WHAT THE TASK ASKS:
Of all the lines in the records below, how many hold the word "ſalem"? Give the number alone.

Saved data entries:
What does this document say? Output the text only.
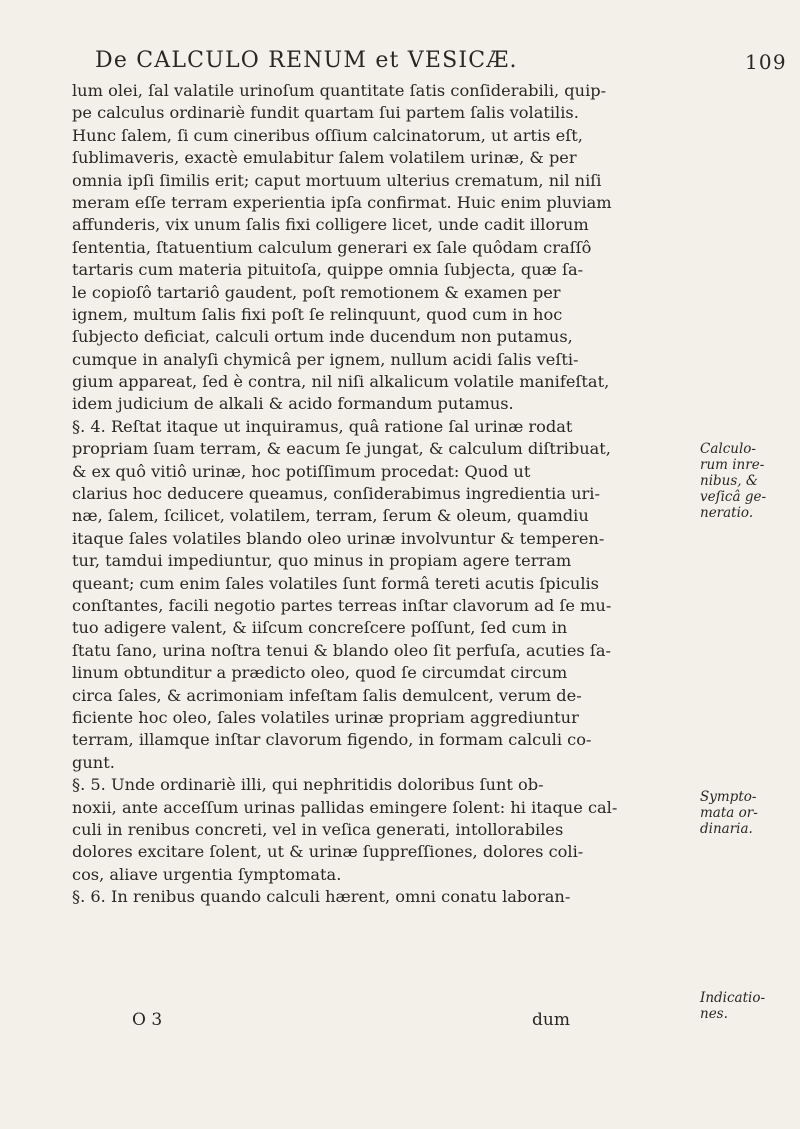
De CALCULO RENUM et VESICÆ.	109
lum olei, ſal valatile urinoſum quantitate ſatis conſiderabili, quip-
pe calculus ordinariè fundit quartam ſui partem ſalis volatilis.
Hunc ſalem, ſi cum cineribus oſſium calcinatorum, ut artis eſt,
ſublimaveris, exactè emulabitur ſalem volatilem urinæ, & per
omnia ipſi ſimilis erit; caput mortuum ulterius crematum, nil niſi
meram eſſe terram experientia ipſa confirmat. Huic enim pluviam
affunderis, vix unum ſalis fixi colligere licet, unde cadit illorum
ſententia, ſtatuentium calculum generari ex ſale quôdam craſſô
tartaris cum materia pituitoſa, quippe omnia ſubjecta, quæ ſa-
le copioſô tartariô gaudent, poſt remotionem & examen per
ignem, multum ſalis fixi poſt ſe relinquunt, quod cum in hoc
ſubjecto deficiat, calculi ortum inde ducendum non putamus,
cumque in analyſi chymicâ per ignem, nullum acidi ſalis veſti-
gium appareat, ſed è contra, nil niſi alkalicum volatile manifeſtat,
idem judicium de alkali & acido formandum putamus.
§. 4. Reſtat itaque ut inquiramus, quâ ratione ſal urinæ rodat
propriam ſuam terram, & eacum ſe jungat, & calculum diſtribuat,
& ex quô vitiô urinæ, hoc potiſſimum procedat: Quod ut
clarius hoc deducere queamus, conſiderabimus ingredientia uri-
næ, ſalem, ſcilicet, volatilem, terram, ſerum & oleum, quamdiu
itaque ſales volatiles blando oleo urinæ involvuntur & temperen-
tur, tamdui impediuntur, quo minus in propiam agere terram
queant; cum enim ſales volatiles ſunt formâ tereti acutis ſpiculis
conſtantes, facili negotio partes terreas inſtar clavorum ad ſe mu-
tuo adigere valent, & iiſcum concreſcere poſſunt, ſed cum in
ſtatu ſano, urina noſtra tenui & blando oleo ſit perfuſa, acuties ſa-
linum obtunditur a prædicto oleo, quod ſe circumdat circum
circa ſales, & acrimoniam infeſtam ſalis demulcent, verum de-
ficiente hoc oleo, ſales volatiles urinæ propriam aggrediuntur
terram, illamque inſtar clavorum figendo, in formam calculi co-
gunt.
§. 5. Unde ordinariè illi, qui nephritidis doloribus ſunt ob-
noxii, ante acceſſum urinas pallidas emingere ſolent: hi itaque cal-
culi in renibus concreti, vel in veſica generati, intollorabiles
dolores excitare ſolent, ut & urinæ ſuppreſſiones, dolores coli-
cos, aliave urgentia ſymptomata.
§. 6. In renibus quando calculi hærent, omni conatu laboran-
O 3	dum
Calculo-
rum inre-
nibus, &
veſicâ ge-
neratio.
Sympto-
mata or-
dinaria.
Indicatio-
nes.
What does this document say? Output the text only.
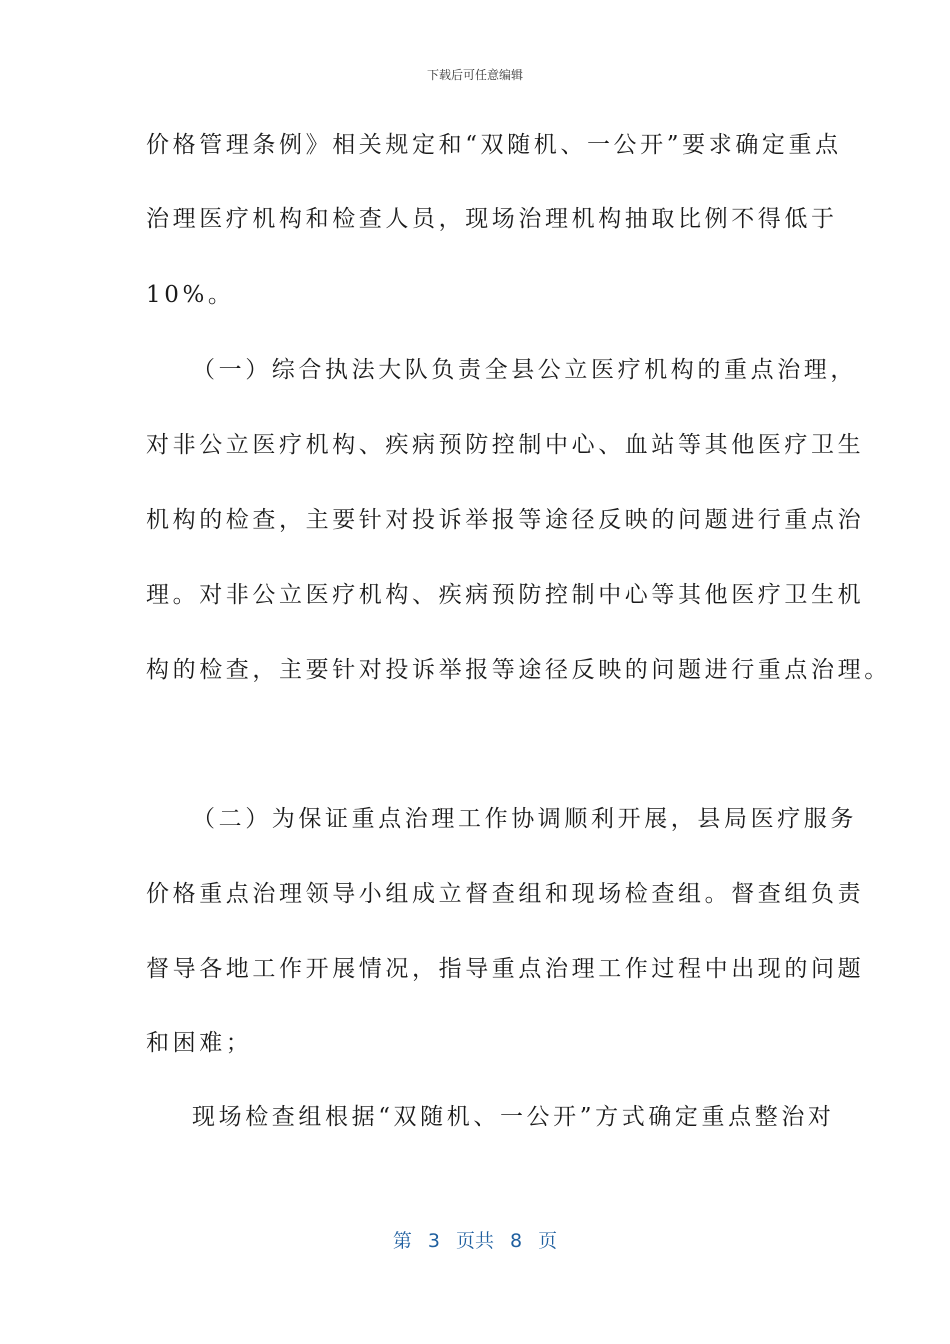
下载后可任意编辑
价格管理条例》相关规定和“双随机、一公开”要求确定重点
治理医疗机构和检查人员，现场治理机构抽取比例不得低于
10%。
（一）综合执法大队负责全县公立医疗机构的重点治理，
对非公立医疗机构、疾病预防控制中心、血站等其他医疗卫生
机构的检查，主要针对投诉举报等途径反映的问题进行重点治
理。对非公立医疗机构、疾病预防控制中心等其他医疗卫生机
构的检查，主要针对投诉举报等途径反映的问题进行重点治理。
（二）为保证重点治理工作协调顺利开展，县局医疗服务
价格重点治理领导小组成立督查组和现场检查组。督查组负责
督导各地工作开展情况，指导重点治理工作过程中出现的问题
和困难；
现场检查组根据“双随机、一公开”方式确定重点整治对
第 3 页共 8 页
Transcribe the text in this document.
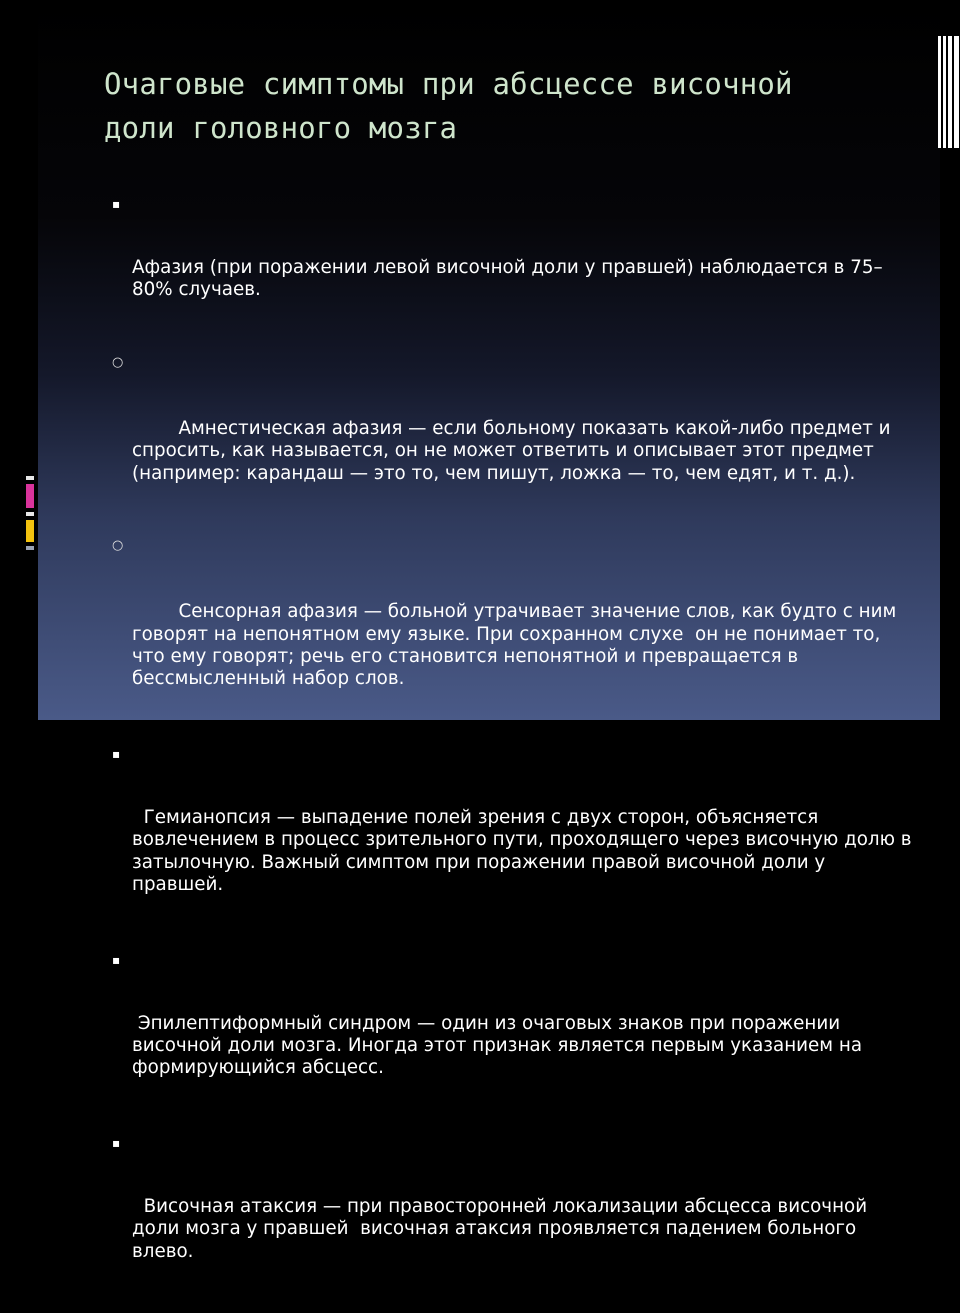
Очаговые симптомы при абсцессе височной доли головного мозга

▪

Афазия (при поражении левой височной доли у правшей) наблюдается в 75–80% случаев.

○

Амнестическая афазия — если больному показать какой-либо предмет и спросить, как называется, он не может ответить и описывает этот предмет (например: карандаш — это то, чем пишут, ложка — то, чем едят, и т. д.).

○

Сенсорная афазия — больной утрачивает значение слов, как будто с ним говорят на непонятном ему языке. При сохранном слухе  он не понимает то, что ему говорят; речь его становится непонятной и превращается в бессмысленный набор слов.

▪

Гемианопсия — выпадение полей зрения с двух сторон, объясняется вовлечением в процесс зрительного пути, проходящего через височную долю в затылочную. Важный симптом при поражении правой височной доли у правшей.

▪

Эпилептиформный синдром — один из очаговых знаков при поражении височной доли мозга. Иногда этот признак является первым указанием на формирующийся абсцесс.

▪

Височная атаксия — при правосторонней локализации абсцесса височной доли мозга у правшей  височная атаксия проявляется падением больного влево.
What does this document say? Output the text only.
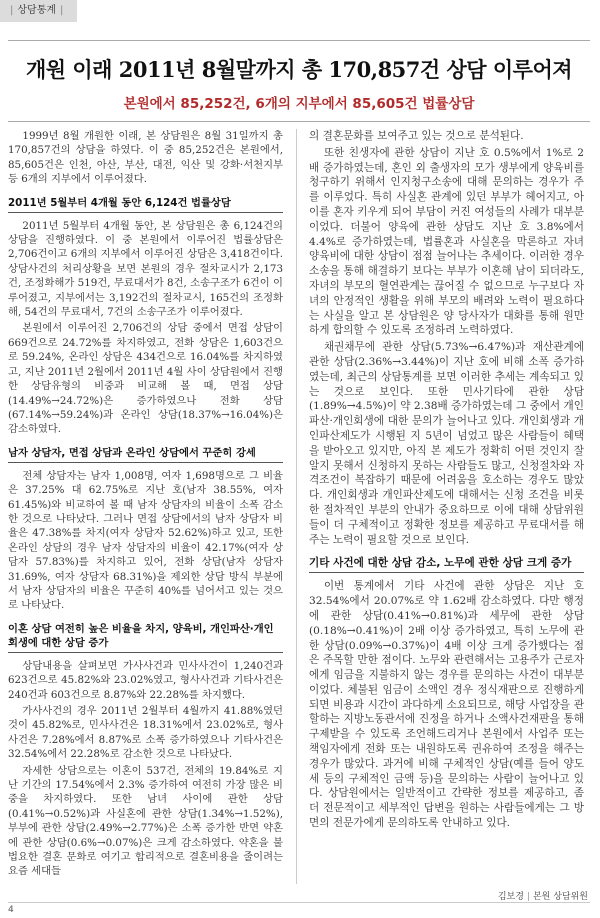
| 상담통계 |
개원 이래 2011년 8월말까지 총 170,857건 상담 이루어져
본원에서 85,252건, 6개의 지부에서 85,605건 법률상담

1999년 8월 개원한 이래, 본 상담원은 8월 31일까지 총 170,857건의 상담을 하였다. 이 중 85,252건은 본원에서, 85,605건은 인천, 아산, 부산, 대전, 익산 및 강화·서천지부 등 6개의 지부에서 이루어졌다.

2011년 5월부터 4개월 동안 6,124건 법률상담

2011년 5월부터 4개월 동안, 본 상담원은 총 6,124건의 상담을 진행하였다. 이 중 본원에서 이루어진 법률상담은 2,706건이고 6개의 지부에서 이루어진 상담은 3,418건이다. 상담사건의 처리상황을 보면 본원의 경우 절차교시가 2,173건, 조정화해가 519건, 무료대서가 8건, 소송구조가 6건이 이루어졌고, 지부에서는 3,192건의 절차교시, 165건의 조정화해, 54건의 무료대서, 7건의 소송구조가 이루어졌다.

본원에서 이루어진 2,706건의 상담 중에서 면접 상담이 669건으로 24.72%를 차지하였고, 전화 상담은 1,603건으로 59.24%, 온라인 상담은 434건으로 16.04%를 차지하였고, 지난 2011년 2월에서 2011년 4월 사이 상담원에서 진행한 상담유형의 비중과 비교해 볼 때, 면접 상담(14.49%→24.72%)은 증가하였으나 전화 상담(67.14%→59.24%)과 온라인 상담(18.37%→16.04%)은 감소하였다.

남자 상담자, 면접 상담과 온라인 상담에서 꾸준히 강세

전체 상담자는 남자 1,008명, 여자 1,698명으로 그 비율은 37.25% 대 62.75%로 지난 호(남자 38.55%, 여자 61.45%)와 비교하여 볼 때 남자 상담자의 비율이 소폭 감소한 것으로 나타났다. 그러나 면접 상담에서의 남자 상담자 비율은 47.38%를 차지(여자 상담자 52.62%)하고 있고, 또한 온라인 상담의 경우 남자 상담자의 비율이 42.17%(여자 상담자 57.83%)를 차지하고 있어, 전화 상담(남자 상담자 31.69%, 여자 상담자 68.31%)을 제외한 상담 방식 부분에서 남자 상담자의 비율은 꾸준히 40%를 넘어서고 있는 것으로 나타났다.

이혼 상담 여전히 높은 비율을 차지, 양육비, 개인파산·개인회생에 대한 상담 증가

상담내용을 살펴보면 가사사건과 민사사건이 1,240건과 623건으로 45.82%와 23.02%였고, 형사사건과 기타사건은 240건과 603건으로 8.87%와 22.28%를 차지했다.

가사사건의 경우 2011년 2월부터 4월까지 41.88%였던 것이 45.82%로, 민사사건은 18.31%에서 23.02%로, 형사사건은 7.28%에서 8.87%로 소폭 증가하였으나 기타사건은 32.54%에서 22.28%로 감소한 것으로 나타났다.

자세한 상담으로는 이혼이 537건, 전체의 19.84%로 지난 기간의 17.54%에서 2.3% 증가하여 여전히 가장 많은 비중을 차지하였다. 또한 남녀 사이에 관한 상담(0.41%→0.52%)과 사실혼에 관한 상담(1.34%→1.52%), 부부에 관한 상담(2.49%→2.77%)은 소폭 증가한 반면 약혼에 관한 상담(0.6%→0.07%)은 크게 감소하였다. 약혼을 불법요한 결혼 문화로 여기고 합리적으로 결혼비용을 줄이려는 요즘 세대들

의 결혼문화를 보여주고 있는 것으로 분석된다.

또한 친생자에 관한 상담이 지난 호 0.5%에서 1%로 2배 증가하였는데, 혼인 외 출생자의 모가 생부에게 양육비를 청구하기 위해서 인지청구소송에 대해 문의하는 경우가 주를 이루었다. 특히 사실혼 관계에 있던 부부가 헤어지고, 아이를 혼자 키우게 되어 부담이 커진 여성들의 사례가 대부분이었다. 더불어 양육에 관한 상담도 지난 호 3.8%에서 4.4%로 증가하였는데, 법률혼과 사실혼을 막론하고 자녀 양육비에 대한 상담이 점점 늘어나는 추세이다. 이러한 경우 소송을 통해 해결하기 보다는 부부가 이혼해 남이 되더라도, 자녀의 부모의 혈연관계는 끊어질 수 없으므로 누구보다 자녀의 안정적인 생활을 위해 부모의 배려와 노력이 필요하다는 사실을 알고 본 상담원은 양 당사자가 대화를 통해 원만하게 합의할 수 있도록 조정하려 노력하였다.

채권채무에 관한 상담(5.73%→6.47%)과 재산관계에 관한 상담(2.36%→3.44%)이 지난 호에 비해 소폭 증가하였는데, 최근의 상담통계를 보면 이러한 추세는 계속되고 있는 것으로 보인다. 또한 민사기타에 관한 상담(1.89%→4.5%)이 약 2.38배 증가하였는데 그 중에서 개인파산·개인회생에 대한 문의가 늘어나고 있다. 개인회생과 개인파산제도가 시행된 지 5년이 넘었고 많은 사람들이 혜택을 받아오고 있지만, 아직 본 제도가 정확히 어떤 것인지 잘 알지 못해서 신청하지 못하는 사람들도 많고, 신청절차와 자격조건이 복잡하기 때문에 어려움을 호소하는 경우도 많았다. 개인회생과 개인파산제도에 대해서는 신청 조건을 비롯한 절차적인 부분의 안내가 중요하므로 이에 대해 상담위원들이 더 구체적이고 정확한 정보를 제공하고 무료대서를 해주는 노력이 필요할 것으로 보인다.

기타 사건에 대한 상담 감소, 노무에 관한 상담 크게 증가

이번 통계에서 기타 사건에 관한 상담은 지난 호 32.54%에서 20.07%로 약 1.62배 감소하였다. 다만 행정에 관한 상담(0.41%→0.81%)과 세무에 관한 상담(0.18%→0.41%)이 2배 이상 증가하였고, 특히 노무에 관한 상담(0.09%→0.37%)이 4배 이상 크게 증가했다는 점은 주목할 만한 점이다. 노무와 관련해서는 고용주가 근로자에게 임금을 지불하지 않는 경우를 문의하는 사건이 대부분이었다. 체불된 임금이 소액인 경우 정식재판으로 진행하게 되면 비용과 시간이 과다하게 소요되므로, 해당 사업장을 관할하는 지방노동관서에 진정을 하거나 소액사건재판을 통해 구제받을 수 있도록 조언해드리거나 본원에서 사업주 또는 책임자에게 전화 또는 내원하도록 권유하여 조정을 해주는 경우가 많았다. 과거에 비해 구체적인 상담(예를 들어 양도세 등의 구체적인 금액 등)을 문의하는 사람이 늘어나고 있다. 상담원에서는 일반적이고 간략한 정보를 제공하고, 좀 더 전문적이고 세부적인 답변을 원하는 사람들에게는 그 방면의 전문가에게 문의하도록 안내하고 있다.

김보경 | 본원 상담위원
4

EXERCISE RESPONSE:
3